**Data shown**

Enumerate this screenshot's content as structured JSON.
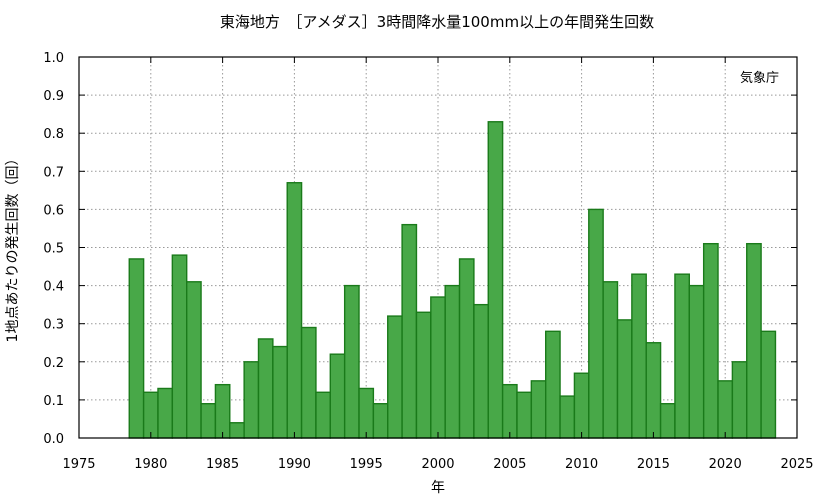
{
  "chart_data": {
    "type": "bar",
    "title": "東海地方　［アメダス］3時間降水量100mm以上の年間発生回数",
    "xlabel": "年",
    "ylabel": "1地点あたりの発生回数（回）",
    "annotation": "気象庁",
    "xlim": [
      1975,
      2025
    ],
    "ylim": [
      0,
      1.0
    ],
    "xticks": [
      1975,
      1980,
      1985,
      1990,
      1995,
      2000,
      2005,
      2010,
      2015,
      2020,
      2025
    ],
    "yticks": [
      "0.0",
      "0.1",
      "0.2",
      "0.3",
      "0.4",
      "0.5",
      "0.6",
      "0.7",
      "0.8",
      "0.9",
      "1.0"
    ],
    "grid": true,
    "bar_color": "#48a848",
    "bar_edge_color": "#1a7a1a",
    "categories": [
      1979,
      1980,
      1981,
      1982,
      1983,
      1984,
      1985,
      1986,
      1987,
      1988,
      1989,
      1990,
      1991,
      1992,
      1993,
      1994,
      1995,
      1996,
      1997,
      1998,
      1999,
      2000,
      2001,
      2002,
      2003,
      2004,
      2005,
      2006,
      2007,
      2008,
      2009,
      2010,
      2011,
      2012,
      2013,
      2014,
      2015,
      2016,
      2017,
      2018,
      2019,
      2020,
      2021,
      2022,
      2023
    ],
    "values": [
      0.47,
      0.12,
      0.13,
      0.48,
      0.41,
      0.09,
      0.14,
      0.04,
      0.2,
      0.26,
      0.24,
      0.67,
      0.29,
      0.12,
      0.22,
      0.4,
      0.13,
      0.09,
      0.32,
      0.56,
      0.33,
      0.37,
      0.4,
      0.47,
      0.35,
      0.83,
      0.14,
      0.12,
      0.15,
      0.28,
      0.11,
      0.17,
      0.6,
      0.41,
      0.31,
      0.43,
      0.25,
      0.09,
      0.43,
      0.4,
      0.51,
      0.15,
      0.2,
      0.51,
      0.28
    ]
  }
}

**Task instructions**
Images do not belong in the copy; reproduce all other parts of the records above verbatim.

**Complete response**
Enumerate this screenshot's content as structured JSON.
{
  "chart_data": {
    "type": "bar",
    "title": "東海地方　［アメダス］3時間降水量100mm以上の年間発生回数",
    "xlabel": "年",
    "ylabel": "1地点あたりの発生回数（回）",
    "annotation": "気象庁",
    "xlim": [
      1975,
      2025
    ],
    "ylim": [
      0,
      1.0
    ],
    "xticks": [
      1975,
      1980,
      1985,
      1990,
      1995,
      2000,
      2005,
      2010,
      2015,
      2020,
      2025
    ],
    "yticks": [
      "0.0",
      "0.1",
      "0.2",
      "0.3",
      "0.4",
      "0.5",
      "0.6",
      "0.7",
      "0.8",
      "0.9",
      "1.0"
    ],
    "grid": true,
    "bar_color": "#48a848",
    "bar_edge_color": "#1a7a1a",
    "categories": [
      1979,
      1980,
      1981,
      1982,
      1983,
      1984,
      1985,
      1986,
      1987,
      1988,
      1989,
      1990,
      1991,
      1992,
      1993,
      1994,
      1995,
      1996,
      1997,
      1998,
      1999,
      2000,
      2001,
      2002,
      2003,
      2004,
      2005,
      2006,
      2007,
      2008,
      2009,
      2010,
      2011,
      2012,
      2013,
      2014,
      2015,
      2016,
      2017,
      2018,
      2019,
      2020,
      2021,
      2022,
      2023
    ],
    "values": [
      0.47,
      0.12,
      0.13,
      0.48,
      0.41,
      0.09,
      0.14,
      0.04,
      0.2,
      0.26,
      0.24,
      0.67,
      0.29,
      0.12,
      0.22,
      0.4,
      0.13,
      0.09,
      0.32,
      0.56,
      0.33,
      0.37,
      0.4,
      0.47,
      0.35,
      0.83,
      0.14,
      0.12,
      0.15,
      0.28,
      0.11,
      0.17,
      0.6,
      0.41,
      0.31,
      0.43,
      0.25,
      0.09,
      0.43,
      0.4,
      0.51,
      0.15,
      0.2,
      0.51,
      0.28
    ]
  }
}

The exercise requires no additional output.